- _WHAT YOU ARE ASKED TO DO_:
Emit the data below verbatim, stripping out any pictures.

- _RECORDS TO PROCESS_:
########

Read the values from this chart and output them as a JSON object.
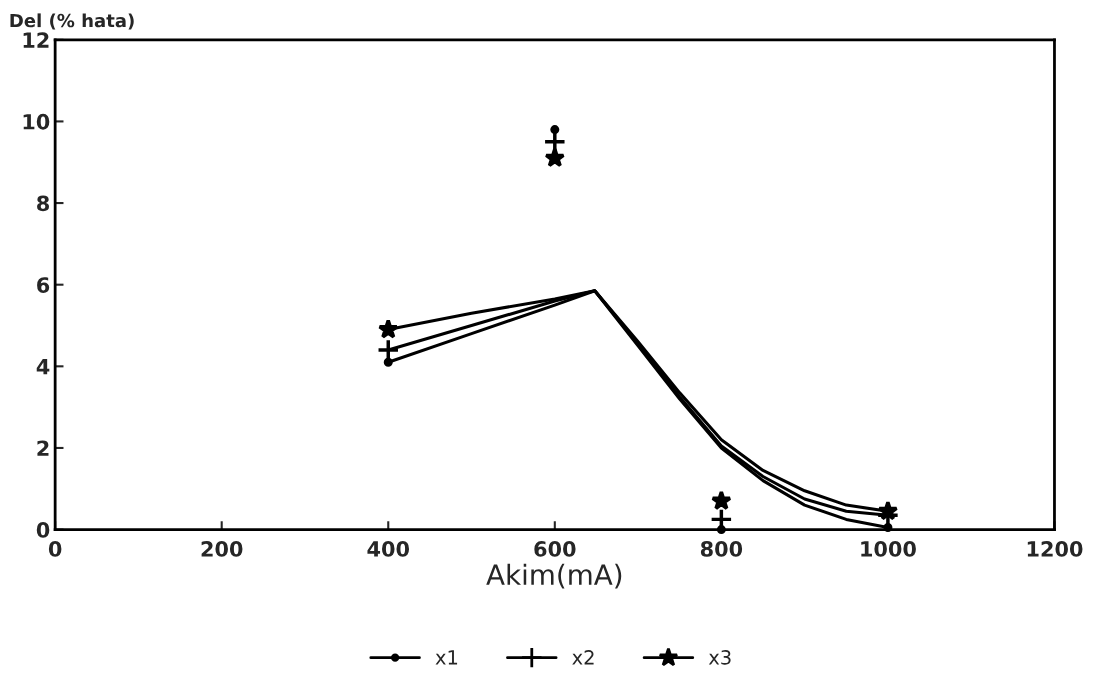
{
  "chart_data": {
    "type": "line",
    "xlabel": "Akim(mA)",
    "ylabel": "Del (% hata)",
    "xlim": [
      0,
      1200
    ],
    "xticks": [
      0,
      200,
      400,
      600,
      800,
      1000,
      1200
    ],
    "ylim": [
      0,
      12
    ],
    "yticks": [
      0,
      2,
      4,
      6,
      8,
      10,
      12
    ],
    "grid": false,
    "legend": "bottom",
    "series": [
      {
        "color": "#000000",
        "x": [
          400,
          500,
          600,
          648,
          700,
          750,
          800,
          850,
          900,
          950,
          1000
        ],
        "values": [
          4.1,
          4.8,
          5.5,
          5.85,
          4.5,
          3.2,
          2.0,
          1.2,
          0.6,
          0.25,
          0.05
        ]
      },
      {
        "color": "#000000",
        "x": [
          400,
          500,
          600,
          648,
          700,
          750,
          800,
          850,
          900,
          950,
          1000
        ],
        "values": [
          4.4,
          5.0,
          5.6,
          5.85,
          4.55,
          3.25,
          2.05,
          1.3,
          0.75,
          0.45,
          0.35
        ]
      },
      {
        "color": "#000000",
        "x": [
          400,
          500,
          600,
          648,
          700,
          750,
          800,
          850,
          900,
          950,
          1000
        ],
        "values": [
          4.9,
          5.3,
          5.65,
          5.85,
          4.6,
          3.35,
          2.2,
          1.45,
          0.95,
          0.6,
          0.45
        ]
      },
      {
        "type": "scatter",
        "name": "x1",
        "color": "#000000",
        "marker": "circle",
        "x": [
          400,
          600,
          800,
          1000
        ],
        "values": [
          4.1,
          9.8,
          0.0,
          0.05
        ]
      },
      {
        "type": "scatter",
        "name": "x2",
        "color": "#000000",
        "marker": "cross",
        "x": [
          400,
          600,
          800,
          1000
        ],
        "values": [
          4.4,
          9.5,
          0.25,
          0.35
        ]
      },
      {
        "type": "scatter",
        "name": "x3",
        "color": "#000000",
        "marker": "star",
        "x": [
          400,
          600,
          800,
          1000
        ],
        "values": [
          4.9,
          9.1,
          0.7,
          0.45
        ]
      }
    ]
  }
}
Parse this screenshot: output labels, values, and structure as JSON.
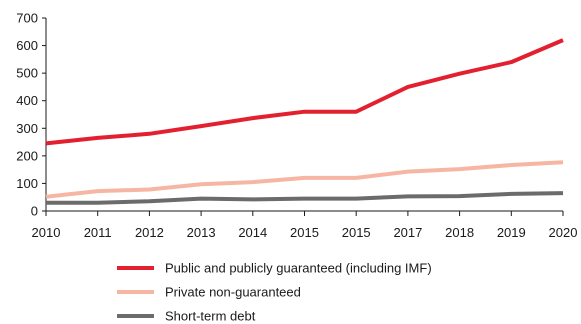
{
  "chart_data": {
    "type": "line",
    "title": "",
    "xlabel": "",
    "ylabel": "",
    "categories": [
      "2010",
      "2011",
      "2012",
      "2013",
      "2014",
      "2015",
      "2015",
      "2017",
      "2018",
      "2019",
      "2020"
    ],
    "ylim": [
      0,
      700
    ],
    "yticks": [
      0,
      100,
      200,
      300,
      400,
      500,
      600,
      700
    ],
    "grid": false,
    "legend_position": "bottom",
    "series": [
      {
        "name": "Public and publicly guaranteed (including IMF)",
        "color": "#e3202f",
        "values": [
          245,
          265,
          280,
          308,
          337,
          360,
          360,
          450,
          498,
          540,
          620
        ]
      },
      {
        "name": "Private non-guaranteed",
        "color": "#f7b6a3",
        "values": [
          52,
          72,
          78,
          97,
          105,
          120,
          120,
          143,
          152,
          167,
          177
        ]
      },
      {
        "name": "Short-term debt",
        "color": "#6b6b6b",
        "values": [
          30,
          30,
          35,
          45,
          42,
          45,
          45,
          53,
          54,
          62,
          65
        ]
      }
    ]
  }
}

########

- _THE SOLUTION_:
Read the values from this chart and output them as a JSON object.
{
  "chart_data": {
    "type": "line",
    "xlabel": "Akim(mA)",
    "ylabel": "Del (% hata)",
    "xlim": [
      0,
      1200
    ],
    "xticks": [
      0,
      200,
      400,
      600,
      800,
      1000,
      1200
    ],
    "ylim": [
      0,
      12
    ],
    "yticks": [
      0,
      2,
      4,
      6,
      8,
      10,
      12
    ],
    "grid": false,
    "legend": "bottom",
    "series": [
      {
        "color": "#000000",
        "x": [
          400,
          500,
          600,
          648,
          700,
          750,
          800,
          850,
          900,
          950,
          1000
        ],
        "values": [
          4.1,
          4.8,
          5.5,
          5.85,
          4.5,
          3.2,
          2.0,
          1.2,
          0.6,
          0.25,
          0.05
        ]
      },
      {
        "color": "#000000",
        "x": [
          400,
          500,
          600,
          648,
          700,
          750,
          800,
          850,
          900,
          950,
          1000
        ],
        "values": [
          4.4,
          5.0,
          5.6,
          5.85,
          4.55,
          3.25,
          2.05,
          1.3,
          0.75,
          0.45,
          0.35
        ]
      },
      {
        "color": "#000000",
        "x": [
          400,
          500,
          600,
          648,
          700,
          750,
          800,
          850,
          900,
          950,
          1000
        ],
        "values": [
          4.9,
          5.3,
          5.65,
          5.85,
          4.6,
          3.35,
          2.2,
          1.45,
          0.95,
          0.6,
          0.45
        ]
      },
      {
        "type": "scatter",
        "name": "x1",
        "color": "#000000",
        "marker": "circle",
        "x": [
          400,
          600,
          800,
          1000
        ],
        "values": [
          4.1,
          9.8,
          0.0,
          0.05
        ]
      },
      {
        "type": "scatter",
        "name": "x2",
        "color": "#000000",
        "marker": "cross",
        "x": [
          400,
          600,
          800,
          1000
        ],
        "values": [
          4.4,
          9.5,
          0.25,
          0.35
        ]
      },
      {
        "type": "scatter",
        "name": "x3",
        "color": "#000000",
        "marker": "star",
        "x": [
          400,
          600,
          800,
          1000
        ],
        "values": [
          4.9,
          9.1,
          0.7,
          0.45
        ]
      }
    ]
  }
}
Parse this screenshot: output labels, values, and structure as JSON.
{
  "chart_data": {
    "type": "line",
    "title": "",
    "xlabel": "",
    "ylabel": "",
    "categories": [
      "2010",
      "2011",
      "2012",
      "2013",
      "2014",
      "2015",
      "2015",
      "2017",
      "2018",
      "2019",
      "2020"
    ],
    "ylim": [
      0,
      700
    ],
    "yticks": [
      0,
      100,
      200,
      300,
      400,
      500,
      600,
      700
    ],
    "grid": false,
    "legend_position": "bottom",
    "series": [
      {
        "name": "Public and publicly guaranteed (including IMF)",
        "color": "#e3202f",
        "values": [
          245,
          265,
          280,
          308,
          337,
          360,
          360,
          450,
          498,
          540,
          620
        ]
      },
      {
        "name": "Private non-guaranteed",
        "color": "#f7b6a3",
        "values": [
          52,
          72,
          78,
          97,
          105,
          120,
          120,
          143,
          152,
          167,
          177
        ]
      },
      {
        "name": "Short-term debt",
        "color": "#6b6b6b",
        "values": [
          30,
          30,
          35,
          45,
          42,
          45,
          45,
          53,
          54,
          62,
          65
        ]
      }
    ]
  }
}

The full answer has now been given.